§ **Raw records**:

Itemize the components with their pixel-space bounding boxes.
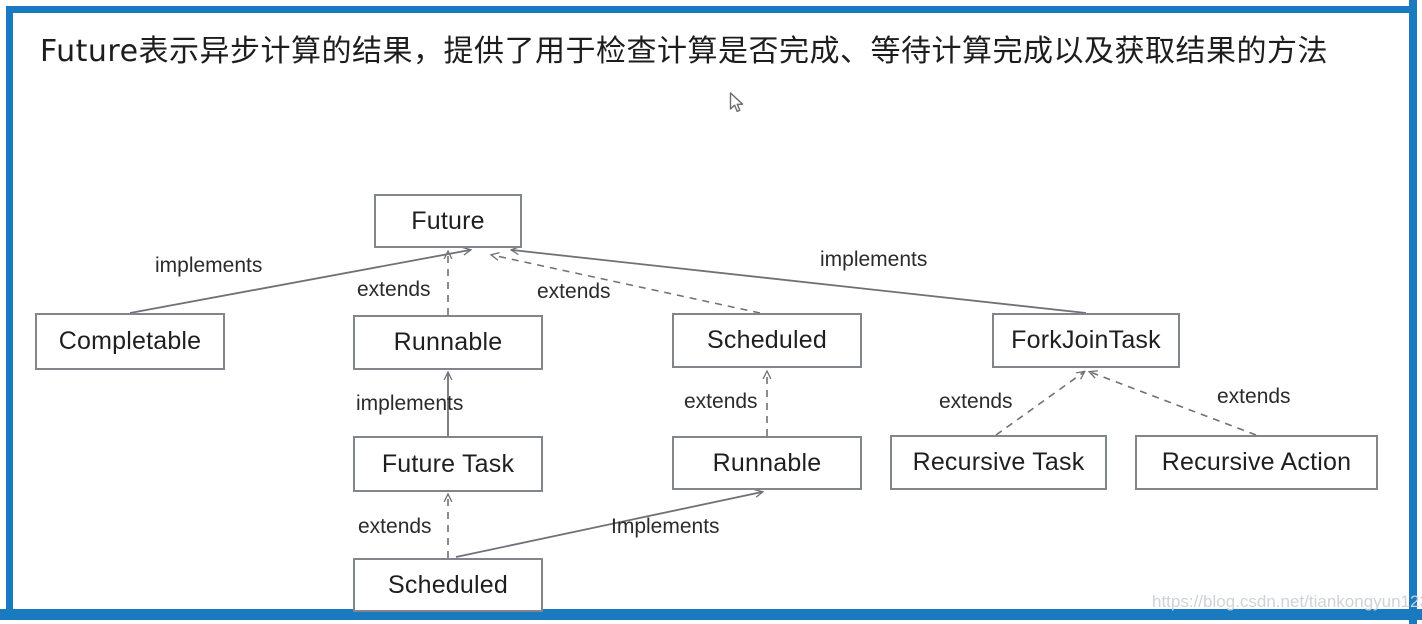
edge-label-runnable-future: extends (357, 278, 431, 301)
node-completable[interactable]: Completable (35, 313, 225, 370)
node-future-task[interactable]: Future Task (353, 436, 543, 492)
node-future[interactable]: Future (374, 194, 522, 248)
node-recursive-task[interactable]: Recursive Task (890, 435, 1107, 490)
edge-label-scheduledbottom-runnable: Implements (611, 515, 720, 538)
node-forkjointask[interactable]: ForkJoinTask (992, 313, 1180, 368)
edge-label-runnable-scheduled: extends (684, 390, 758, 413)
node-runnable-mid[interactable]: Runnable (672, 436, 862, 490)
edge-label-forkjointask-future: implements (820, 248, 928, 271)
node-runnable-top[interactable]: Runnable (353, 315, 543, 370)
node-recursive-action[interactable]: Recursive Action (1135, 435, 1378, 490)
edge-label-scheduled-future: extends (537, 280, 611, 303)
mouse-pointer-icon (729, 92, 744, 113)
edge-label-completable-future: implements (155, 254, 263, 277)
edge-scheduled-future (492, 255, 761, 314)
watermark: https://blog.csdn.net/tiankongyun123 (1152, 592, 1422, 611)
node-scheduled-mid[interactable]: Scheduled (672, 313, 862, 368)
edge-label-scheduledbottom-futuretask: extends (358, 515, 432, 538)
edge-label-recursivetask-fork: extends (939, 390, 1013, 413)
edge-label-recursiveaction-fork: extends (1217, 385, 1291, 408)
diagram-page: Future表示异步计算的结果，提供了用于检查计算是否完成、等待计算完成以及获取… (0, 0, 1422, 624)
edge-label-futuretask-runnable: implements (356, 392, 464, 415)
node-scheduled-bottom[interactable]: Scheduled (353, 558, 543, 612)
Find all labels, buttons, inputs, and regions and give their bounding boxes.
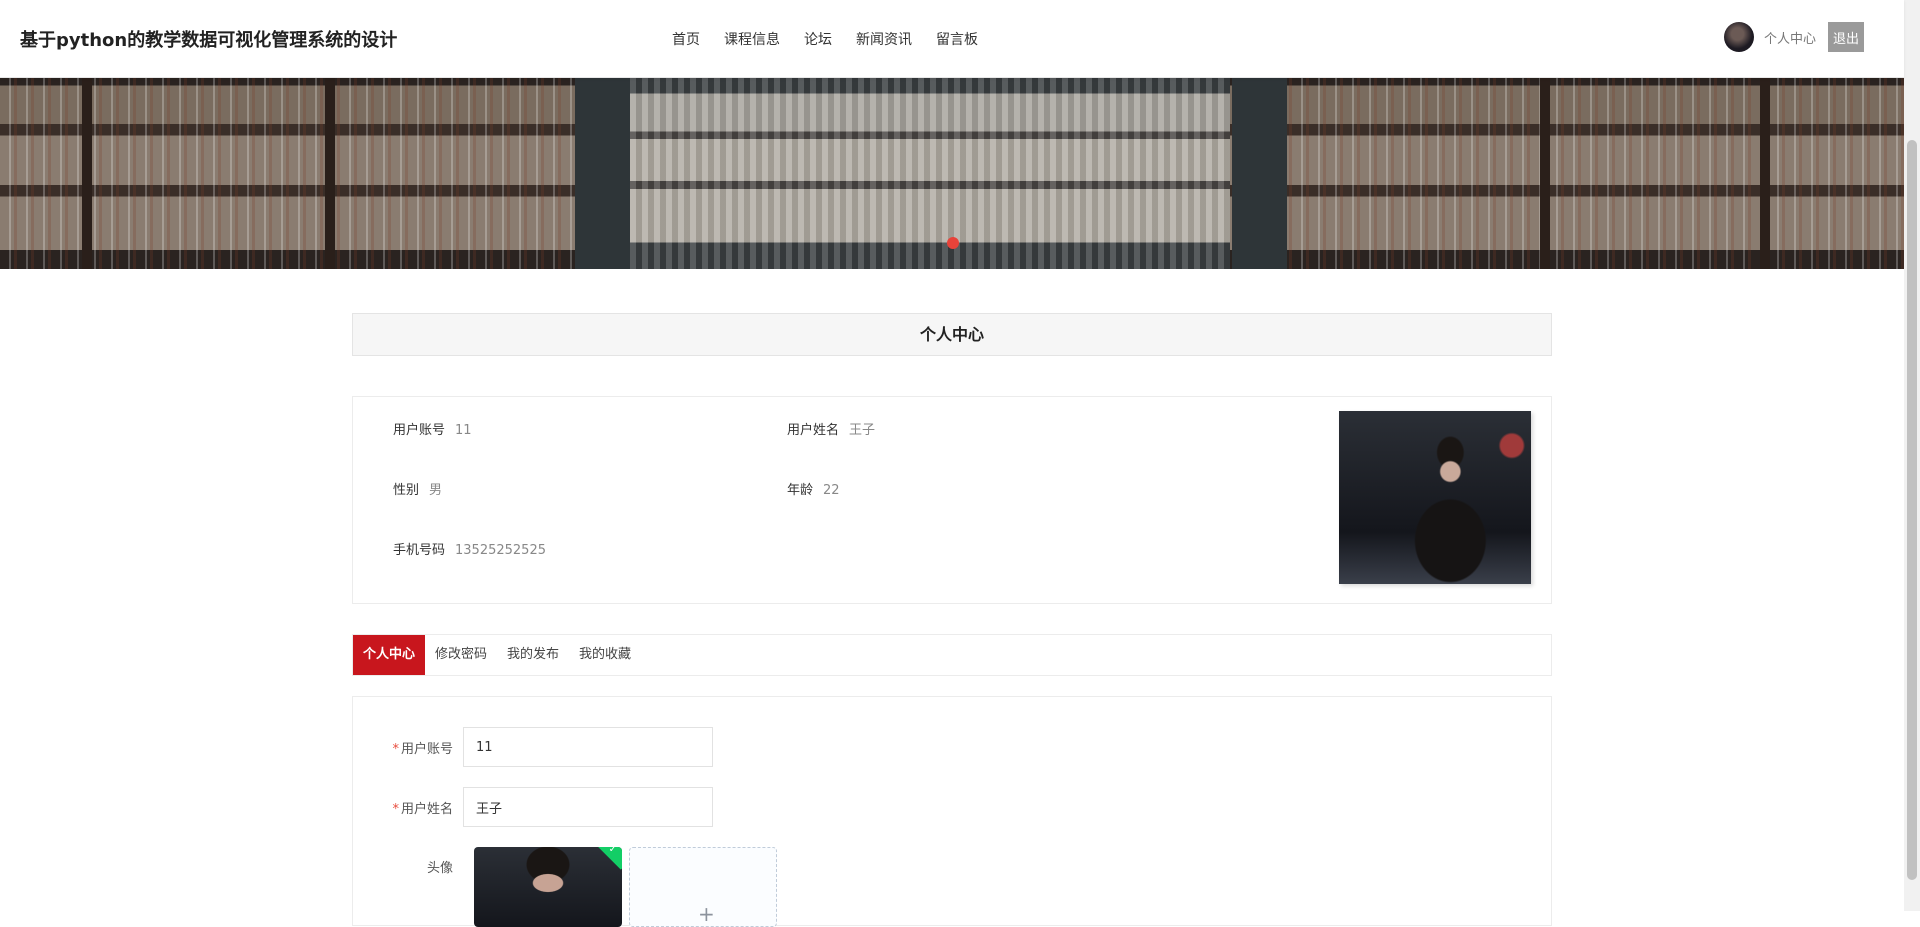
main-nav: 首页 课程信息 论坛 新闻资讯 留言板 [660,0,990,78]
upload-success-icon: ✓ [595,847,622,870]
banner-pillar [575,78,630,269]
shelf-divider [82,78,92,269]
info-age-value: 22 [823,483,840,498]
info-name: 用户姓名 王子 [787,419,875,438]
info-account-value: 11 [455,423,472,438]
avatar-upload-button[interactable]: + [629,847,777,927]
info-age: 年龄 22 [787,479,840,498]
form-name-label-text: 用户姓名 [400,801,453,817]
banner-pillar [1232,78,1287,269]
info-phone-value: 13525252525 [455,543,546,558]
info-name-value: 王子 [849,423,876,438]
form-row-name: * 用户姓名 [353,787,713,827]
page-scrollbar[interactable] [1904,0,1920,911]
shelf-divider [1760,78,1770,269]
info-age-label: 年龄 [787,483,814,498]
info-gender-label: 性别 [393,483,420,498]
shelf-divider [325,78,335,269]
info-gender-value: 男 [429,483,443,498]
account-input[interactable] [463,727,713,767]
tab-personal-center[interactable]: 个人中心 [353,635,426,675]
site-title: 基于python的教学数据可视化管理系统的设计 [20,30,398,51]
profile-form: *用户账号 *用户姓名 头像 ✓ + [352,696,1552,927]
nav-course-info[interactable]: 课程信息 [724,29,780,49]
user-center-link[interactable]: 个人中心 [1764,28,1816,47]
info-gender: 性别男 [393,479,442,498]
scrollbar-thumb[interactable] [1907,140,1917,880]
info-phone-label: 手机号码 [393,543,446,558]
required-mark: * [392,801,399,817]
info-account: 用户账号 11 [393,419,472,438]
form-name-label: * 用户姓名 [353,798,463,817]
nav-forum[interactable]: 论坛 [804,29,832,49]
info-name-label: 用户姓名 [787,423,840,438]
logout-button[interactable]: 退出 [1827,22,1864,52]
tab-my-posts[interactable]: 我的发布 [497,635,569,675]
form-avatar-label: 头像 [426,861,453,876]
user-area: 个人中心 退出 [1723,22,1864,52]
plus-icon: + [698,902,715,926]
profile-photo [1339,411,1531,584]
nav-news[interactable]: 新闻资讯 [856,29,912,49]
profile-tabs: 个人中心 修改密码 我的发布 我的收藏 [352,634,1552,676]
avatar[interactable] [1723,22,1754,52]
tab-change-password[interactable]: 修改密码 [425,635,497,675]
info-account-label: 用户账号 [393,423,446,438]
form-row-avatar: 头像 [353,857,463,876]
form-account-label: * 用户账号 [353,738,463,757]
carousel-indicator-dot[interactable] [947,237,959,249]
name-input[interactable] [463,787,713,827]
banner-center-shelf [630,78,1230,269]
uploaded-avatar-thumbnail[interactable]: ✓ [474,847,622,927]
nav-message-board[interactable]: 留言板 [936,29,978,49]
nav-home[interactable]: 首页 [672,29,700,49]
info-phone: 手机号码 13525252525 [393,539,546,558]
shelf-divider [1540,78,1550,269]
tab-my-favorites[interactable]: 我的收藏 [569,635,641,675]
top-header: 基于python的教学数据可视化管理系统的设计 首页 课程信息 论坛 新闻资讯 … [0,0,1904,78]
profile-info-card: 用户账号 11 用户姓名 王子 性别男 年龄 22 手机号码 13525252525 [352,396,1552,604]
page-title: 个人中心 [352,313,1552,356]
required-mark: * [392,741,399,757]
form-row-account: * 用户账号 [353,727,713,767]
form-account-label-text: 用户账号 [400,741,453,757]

§ **Your task**: Print every line of the listing above word for word, from start to end, but leave out the picture lines.

§ **Finished answer**:
Itemize the components with their pixel-space bounding boxes.
edge-label-runnable-future: extends (357, 278, 431, 301)
node-completable[interactable]: Completable (35, 313, 225, 370)
node-future-task[interactable]: Future Task (353, 436, 543, 492)
node-future[interactable]: Future (374, 194, 522, 248)
node-recursive-task[interactable]: Recursive Task (890, 435, 1107, 490)
edge-label-scheduledbottom-runnable: Implements (611, 515, 720, 538)
node-forkjointask[interactable]: ForkJoinTask (992, 313, 1180, 368)
edge-label-runnable-scheduled: extends (684, 390, 758, 413)
node-runnable-mid[interactable]: Runnable (672, 436, 862, 490)
edge-label-forkjointask-future: implements (820, 248, 928, 271)
node-runnable-top[interactable]: Runnable (353, 315, 543, 370)
node-recursive-action[interactable]: Recursive Action (1135, 435, 1378, 490)
edge-label-scheduled-future: extends (537, 280, 611, 303)
mouse-pointer-icon (729, 92, 744, 113)
edge-label-completable-future: implements (155, 254, 263, 277)
edge-scheduled-future (492, 255, 761, 314)
watermark: https://blog.csdn.net/tiankongyun123 (1152, 592, 1422, 611)
node-scheduled-mid[interactable]: Scheduled (672, 313, 862, 368)
edge-label-scheduledbottom-futuretask: extends (358, 515, 432, 538)
edge-label-recursivetask-fork: extends (939, 390, 1013, 413)
edge-label-recursiveaction-fork: extends (1217, 385, 1291, 408)
diagram-page: Future表示异步计算的结果，提供了用于检查计算是否完成、等待计算完成以及获取… (0, 0, 1422, 624)
edge-label-futuretask-runnable: implements (356, 392, 464, 415)
node-scheduled-bottom[interactable]: Scheduled (353, 558, 543, 612)
Find all labels, buttons, inputs, and regions and give their bounding boxes.
main-nav: 首页 课程信息 论坛 新闻资讯 留言板 [660,0,990,78]
upload-success-icon: ✓ [595,847,622,870]
banner-pillar [575,78,630,269]
shelf-divider [82,78,92,269]
info-age-value: 22 [823,483,840,498]
info-name: 用户姓名 王子 [787,419,875,438]
info-account-value: 11 [455,423,472,438]
avatar-upload-button[interactable]: + [629,847,777,927]
info-age: 年龄 22 [787,479,840,498]
form-name-label-text: 用户姓名 [400,801,453,817]
banner-pillar [1232,78,1287,269]
info-phone-value: 13525252525 [455,543,546,558]
info-name-value: 王子 [849,423,876,438]
form-row-name: * 用户姓名 [353,787,713,827]
page-scrollbar[interactable] [1904,0,1920,911]
shelf-divider [1760,78,1770,269]
info-age-label: 年龄 [787,483,814,498]
info-gender-label: 性别 [393,483,420,498]
shelf-divider [325,78,335,269]
info-gender-value: 男 [429,483,443,498]
account-input[interactable] [463,727,713,767]
tab-personal-center[interactable]: 个人中心 [353,635,426,675]
site-title: 基于python的教学数据可视化管理系统的设计 [20,30,398,51]
profile-form: *用户账号 *用户姓名 头像 ✓ + [352,696,1552,927]
nav-course-info[interactable]: 课程信息 [724,29,780,49]
user-center-link[interactable]: 个人中心 [1764,28,1816,47]
info-gender: 性别男 [393,479,442,498]
scrollbar-thumb[interactable] [1907,140,1917,880]
info-phone-label: 手机号码 [393,543,446,558]
required-mark: * [392,801,399,817]
info-account: 用户账号 11 [393,419,472,438]
form-name-label: * 用户姓名 [353,798,463,817]
nav-forum[interactable]: 论坛 [804,29,832,49]
info-name-label: 用户姓名 [787,423,840,438]
logout-button[interactable]: 退出 [1827,22,1864,52]
tab-my-posts[interactable]: 我的发布 [497,635,569,675]
form-avatar-label: 头像 [426,861,453,876]
user-area: 个人中心 退出 [1723,22,1864,52]
plus-icon: + [698,902,715,926]
profile-photo [1339,411,1531,584]
nav-news[interactable]: 新闻资讯 [856,29,912,49]
profile-tabs: 个人中心 修改密码 我的发布 我的收藏 [352,634,1552,676]
avatar[interactable] [1723,22,1754,52]
tab-change-password[interactable]: 修改密码 [425,635,497,675]
info-account-label: 用户账号 [393,423,446,438]
form-row-avatar: 头像 [353,857,463,876]
form-account-label: * 用户账号 [353,738,463,757]
carousel-indicator-dot[interactable] [947,237,959,249]
name-input[interactable] [463,787,713,827]
banner-center-shelf [630,78,1230,269]
uploaded-avatar-thumbnail[interactable]: ✓ [474,847,622,927]
nav-message-board[interactable]: 留言板 [936,29,978,49]
nav-home[interactable]: 首页 [672,29,700,49]
info-phone: 手机号码 13525252525 [393,539,546,558]
shelf-divider [1540,78,1550,269]
tab-my-favorites[interactable]: 我的收藏 [569,635,641,675]
top-header: 基于python的教学数据可视化管理系统的设计 首页 课程信息 论坛 新闻资讯 … [0,0,1904,78]
profile-info-card: 用户账号 11 用户姓名 王子 性别男 年龄 22 手机号码 13525252525 [352,396,1552,604]
page-title: 个人中心 [352,313,1552,356]
required-mark: * [392,741,399,757]
form-row-account: * 用户账号 [353,727,713,767]
form-account-label-text: 用户账号 [400,741,453,757]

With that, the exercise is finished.